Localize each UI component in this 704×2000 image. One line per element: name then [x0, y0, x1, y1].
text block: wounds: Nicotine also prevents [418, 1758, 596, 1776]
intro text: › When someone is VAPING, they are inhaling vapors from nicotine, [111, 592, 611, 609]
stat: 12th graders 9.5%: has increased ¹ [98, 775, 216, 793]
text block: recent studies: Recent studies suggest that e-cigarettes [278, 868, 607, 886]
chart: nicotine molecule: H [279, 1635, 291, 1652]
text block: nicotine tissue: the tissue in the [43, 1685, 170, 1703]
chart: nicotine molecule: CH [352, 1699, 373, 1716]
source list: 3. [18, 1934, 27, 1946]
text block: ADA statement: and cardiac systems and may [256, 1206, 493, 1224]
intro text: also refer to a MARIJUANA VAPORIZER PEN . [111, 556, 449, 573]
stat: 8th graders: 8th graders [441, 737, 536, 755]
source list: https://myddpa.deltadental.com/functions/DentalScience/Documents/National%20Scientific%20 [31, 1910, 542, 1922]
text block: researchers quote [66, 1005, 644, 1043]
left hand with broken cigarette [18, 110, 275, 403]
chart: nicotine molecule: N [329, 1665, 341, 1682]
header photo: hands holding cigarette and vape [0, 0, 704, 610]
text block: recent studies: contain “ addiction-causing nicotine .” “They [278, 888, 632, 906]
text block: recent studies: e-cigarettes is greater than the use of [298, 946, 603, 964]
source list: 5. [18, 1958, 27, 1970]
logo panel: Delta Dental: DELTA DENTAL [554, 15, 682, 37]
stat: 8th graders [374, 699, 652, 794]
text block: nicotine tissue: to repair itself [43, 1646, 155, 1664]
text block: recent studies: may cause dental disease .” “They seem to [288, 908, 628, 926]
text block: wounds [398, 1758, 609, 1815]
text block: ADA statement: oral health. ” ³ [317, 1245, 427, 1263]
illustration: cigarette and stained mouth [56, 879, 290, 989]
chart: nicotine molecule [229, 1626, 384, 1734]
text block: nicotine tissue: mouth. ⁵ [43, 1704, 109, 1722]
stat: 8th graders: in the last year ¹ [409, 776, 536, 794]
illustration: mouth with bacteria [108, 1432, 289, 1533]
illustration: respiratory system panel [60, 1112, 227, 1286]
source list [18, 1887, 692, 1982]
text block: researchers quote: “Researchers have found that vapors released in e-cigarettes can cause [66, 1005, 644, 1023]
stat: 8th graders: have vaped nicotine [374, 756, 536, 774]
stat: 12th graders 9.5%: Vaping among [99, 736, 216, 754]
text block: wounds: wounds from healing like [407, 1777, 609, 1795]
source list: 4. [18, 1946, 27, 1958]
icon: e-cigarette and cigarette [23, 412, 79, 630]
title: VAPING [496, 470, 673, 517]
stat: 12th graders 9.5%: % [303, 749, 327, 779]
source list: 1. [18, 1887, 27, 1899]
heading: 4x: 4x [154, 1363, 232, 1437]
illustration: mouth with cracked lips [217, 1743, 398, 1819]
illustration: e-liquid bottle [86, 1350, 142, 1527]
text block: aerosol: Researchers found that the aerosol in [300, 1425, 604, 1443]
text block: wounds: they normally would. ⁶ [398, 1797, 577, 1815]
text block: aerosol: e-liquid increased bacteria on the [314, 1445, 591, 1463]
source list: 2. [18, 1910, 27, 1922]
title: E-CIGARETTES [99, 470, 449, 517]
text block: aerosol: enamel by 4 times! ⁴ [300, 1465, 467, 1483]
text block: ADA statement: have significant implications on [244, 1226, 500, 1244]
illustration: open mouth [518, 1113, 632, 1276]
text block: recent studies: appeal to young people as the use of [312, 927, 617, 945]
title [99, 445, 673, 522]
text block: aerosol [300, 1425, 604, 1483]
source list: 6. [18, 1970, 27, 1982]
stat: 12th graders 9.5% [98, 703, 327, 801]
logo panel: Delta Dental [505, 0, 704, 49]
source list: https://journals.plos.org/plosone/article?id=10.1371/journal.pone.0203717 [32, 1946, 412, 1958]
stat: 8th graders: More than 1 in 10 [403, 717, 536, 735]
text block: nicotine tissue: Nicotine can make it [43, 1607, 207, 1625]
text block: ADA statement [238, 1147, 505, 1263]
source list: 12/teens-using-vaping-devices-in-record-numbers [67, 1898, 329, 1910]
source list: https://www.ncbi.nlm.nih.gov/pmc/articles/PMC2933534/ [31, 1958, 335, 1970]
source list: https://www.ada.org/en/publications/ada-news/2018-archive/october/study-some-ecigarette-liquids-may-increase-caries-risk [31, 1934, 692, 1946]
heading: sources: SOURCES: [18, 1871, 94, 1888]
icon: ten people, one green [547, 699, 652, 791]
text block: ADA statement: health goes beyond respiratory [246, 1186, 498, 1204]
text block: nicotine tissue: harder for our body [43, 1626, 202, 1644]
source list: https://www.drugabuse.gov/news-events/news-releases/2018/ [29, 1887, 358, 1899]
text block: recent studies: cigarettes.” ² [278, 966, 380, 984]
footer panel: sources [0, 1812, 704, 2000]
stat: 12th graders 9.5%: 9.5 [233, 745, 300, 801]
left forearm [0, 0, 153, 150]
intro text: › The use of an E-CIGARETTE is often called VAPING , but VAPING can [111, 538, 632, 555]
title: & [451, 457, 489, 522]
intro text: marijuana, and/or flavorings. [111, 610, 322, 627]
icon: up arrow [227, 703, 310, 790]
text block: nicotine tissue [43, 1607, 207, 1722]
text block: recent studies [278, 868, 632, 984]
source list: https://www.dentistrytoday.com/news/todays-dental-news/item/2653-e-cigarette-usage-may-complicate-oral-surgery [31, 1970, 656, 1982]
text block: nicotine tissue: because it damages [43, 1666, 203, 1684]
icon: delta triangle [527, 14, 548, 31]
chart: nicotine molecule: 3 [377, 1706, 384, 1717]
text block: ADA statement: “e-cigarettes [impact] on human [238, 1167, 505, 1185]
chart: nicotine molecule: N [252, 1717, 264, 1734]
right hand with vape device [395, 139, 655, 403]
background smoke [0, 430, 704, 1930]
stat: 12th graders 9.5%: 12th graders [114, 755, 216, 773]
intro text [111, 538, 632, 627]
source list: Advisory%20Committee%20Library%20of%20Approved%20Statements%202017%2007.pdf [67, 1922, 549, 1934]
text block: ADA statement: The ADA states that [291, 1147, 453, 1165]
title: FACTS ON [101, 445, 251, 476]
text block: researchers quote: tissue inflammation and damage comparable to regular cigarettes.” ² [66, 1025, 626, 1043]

-*-

WORK REQUIRED: Please retype the data, matching it exactly.

TASK SOLUTION:
Localize each UI component in this 704×2000 image. One line per element: name then [x0, y0, x1, y1].
text block: wounds: Nicotine also prevents [418, 1758, 596, 1776]
intro text: › When someone is VAPING, they are inhaling vapors from nicotine, [111, 592, 611, 609]
stat: 12th graders 9.5%: has increased ¹ [98, 775, 216, 793]
text block: recent studies: Recent studies suggest that e-cigarettes [278, 868, 607, 886]
chart: nicotine molecule: H [279, 1635, 291, 1652]
text block: nicotine tissue: the tissue in the [43, 1685, 170, 1703]
chart: nicotine molecule: CH [352, 1699, 373, 1716]
source list: 3. [18, 1934, 27, 1946]
text block: ADA statement: and cardiac systems and may [256, 1206, 493, 1224]
intro text: also refer to a MARIJUANA VAPORIZER PEN . [111, 556, 449, 573]
stat: 8th graders: 8th graders [441, 737, 536, 755]
source list: https://myddpa.deltadental.com/functions/DentalScience/Documents/National%20Scientific%20 [31, 1910, 542, 1922]
text block: researchers quote [66, 1005, 644, 1043]
left hand with broken cigarette [18, 110, 275, 403]
chart: nicotine molecule: N [329, 1665, 341, 1682]
header photo: hands holding cigarette and vape [0, 0, 704, 610]
text block: recent studies: contain “ addiction-causing nicotine .” “They [278, 888, 632, 906]
text block: recent studies: e-cigarettes is greater than the use of [298, 946, 603, 964]
source list: 5. [18, 1958, 27, 1970]
logo panel: Delta Dental: DELTA DENTAL [554, 15, 682, 37]
stat: 8th graders [374, 699, 652, 794]
text block: nicotine tissue: to repair itself [43, 1646, 155, 1664]
text block: recent studies: may cause dental disease .” “They seem to [288, 908, 628, 926]
text block: wounds [398, 1758, 609, 1815]
text block: ADA statement: oral health. ” ³ [317, 1245, 427, 1263]
illustration: cigarette and stained mouth [56, 879, 290, 989]
chart: nicotine molecule [229, 1626, 384, 1734]
text block: nicotine tissue: mouth. ⁵ [43, 1704, 109, 1722]
stat: 8th graders: in the last year ¹ [409, 776, 536, 794]
illustration: mouth with bacteria [108, 1432, 289, 1533]
illustration: respiratory system panel [60, 1112, 227, 1286]
source list [18, 1887, 692, 1982]
text block: researchers quote: “Researchers have found that vapors released in e-cigarettes can cause [66, 1005, 644, 1023]
stat: 8th graders: have vaped nicotine [374, 756, 536, 774]
stat: 12th graders 9.5%: Vaping among [99, 736, 216, 754]
text block: wounds: wounds from healing like [407, 1777, 609, 1795]
source list: 4. [18, 1946, 27, 1958]
icon: e-cigarette and cigarette [23, 412, 79, 630]
title: VAPING [496, 470, 673, 517]
stat: 12th graders 9.5%: % [303, 749, 327, 779]
source list: 1. [18, 1887, 27, 1899]
heading: 4x: 4x [154, 1363, 232, 1437]
illustration: mouth with cracked lips [217, 1743, 398, 1819]
illustration: e-liquid bottle [86, 1350, 142, 1527]
text block: aerosol: Researchers found that the aerosol in [300, 1425, 604, 1443]
text block: wounds: they normally would. ⁶ [398, 1797, 577, 1815]
text block: aerosol: e-liquid increased bacteria on the [314, 1445, 591, 1463]
source list: 2. [18, 1910, 27, 1922]
title: E-CIGARETTES [99, 470, 449, 517]
text block: aerosol: enamel by 4 times! ⁴ [300, 1465, 467, 1483]
text block: ADA statement: have significant implications on [244, 1226, 500, 1244]
illustration: open mouth [518, 1113, 632, 1276]
text block: recent studies: appeal to young people as the use of [312, 927, 617, 945]
title [99, 445, 673, 522]
text block: aerosol [300, 1425, 604, 1483]
source list: 6. [18, 1970, 27, 1982]
stat: 12th graders 9.5% [98, 703, 327, 801]
logo panel: Delta Dental [505, 0, 704, 49]
source list: https://journals.plos.org/plosone/article?id=10.1371/journal.pone.0203717 [32, 1946, 412, 1958]
stat: 8th graders: More than 1 in 10 [403, 717, 536, 735]
text block: nicotine tissue: Nicotine can make it [43, 1607, 207, 1625]
text block: ADA statement [238, 1147, 505, 1263]
source list: 12/teens-using-vaping-devices-in-record-numbers [67, 1898, 329, 1910]
source list: https://www.ncbi.nlm.nih.gov/pmc/articles/PMC2933534/ [31, 1958, 335, 1970]
source list: https://www.ada.org/en/publications/ada-news/2018-archive/october/study-some-ecigarette-liquids-may-increase-caries-risk [31, 1934, 692, 1946]
heading: sources: SOURCES: [18, 1871, 94, 1888]
icon: ten people, one green [547, 699, 652, 791]
text block: ADA statement: health goes beyond respiratory [246, 1186, 498, 1204]
text block: nicotine tissue: harder for our body [43, 1626, 202, 1644]
source list: https://www.drugabuse.gov/news-events/news-releases/2018/ [29, 1887, 358, 1899]
text block: recent studies: cigarettes.” ² [278, 966, 380, 984]
footer panel: sources [0, 1812, 704, 2000]
stat: 12th graders 9.5%: 9.5 [233, 745, 300, 801]
left forearm [0, 0, 153, 150]
intro text: › The use of an E-CIGARETTE is often called VAPING , but VAPING can [111, 538, 632, 555]
title: & [451, 457, 489, 522]
intro text: marijuana, and/or flavorings. [111, 610, 322, 627]
icon: up arrow [227, 703, 310, 790]
text block: nicotine tissue [43, 1607, 207, 1722]
text block: recent studies [278, 868, 632, 984]
source list: https://www.dentistrytoday.com/news/todays-dental-news/item/2653-e-cigarette-usage-may-complicate-oral-surgery [31, 1970, 656, 1982]
text block: nicotine tissue: because it damages [43, 1666, 203, 1684]
icon: delta triangle [527, 14, 548, 31]
chart: nicotine molecule: 3 [377, 1706, 384, 1717]
text block: ADA statement: “e-cigarettes [impact] on human [238, 1167, 505, 1185]
chart: nicotine molecule: N [252, 1717, 264, 1734]
right hand with vape device [395, 139, 655, 403]
background smoke [0, 430, 704, 1930]
stat: 12th graders 9.5%: 12th graders [114, 755, 216, 773]
intro text [111, 538, 632, 627]
source list: Advisory%20Committee%20Library%20of%20Approved%20Statements%202017%2007.pdf [67, 1922, 549, 1934]
text block: ADA statement: The ADA states that [291, 1147, 453, 1165]
title: FACTS ON [101, 445, 251, 476]
text block: researchers quote: tissue inflammation and damage comparable to regular cigarettes.” ² [66, 1025, 626, 1043]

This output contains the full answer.